Source data Block Start

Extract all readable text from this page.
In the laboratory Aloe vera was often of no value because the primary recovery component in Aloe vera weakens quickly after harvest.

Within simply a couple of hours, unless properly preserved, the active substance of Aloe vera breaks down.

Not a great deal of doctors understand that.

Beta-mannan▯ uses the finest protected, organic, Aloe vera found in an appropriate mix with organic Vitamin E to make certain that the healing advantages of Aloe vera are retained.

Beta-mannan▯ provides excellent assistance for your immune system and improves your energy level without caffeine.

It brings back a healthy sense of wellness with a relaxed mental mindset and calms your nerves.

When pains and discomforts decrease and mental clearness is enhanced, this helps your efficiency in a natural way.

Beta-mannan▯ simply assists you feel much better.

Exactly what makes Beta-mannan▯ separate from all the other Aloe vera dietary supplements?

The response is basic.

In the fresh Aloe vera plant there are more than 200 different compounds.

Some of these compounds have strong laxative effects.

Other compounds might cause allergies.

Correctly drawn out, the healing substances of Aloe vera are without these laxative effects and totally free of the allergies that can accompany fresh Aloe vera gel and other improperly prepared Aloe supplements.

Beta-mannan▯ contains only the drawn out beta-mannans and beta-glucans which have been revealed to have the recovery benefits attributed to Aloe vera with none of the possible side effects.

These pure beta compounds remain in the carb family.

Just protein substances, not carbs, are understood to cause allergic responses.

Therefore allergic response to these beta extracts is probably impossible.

Source data Block End

▶ _Task to carry out_
Find the lines in the records above that hold the word "allergies", and give only how many there are.

▶ _Exercise result_
2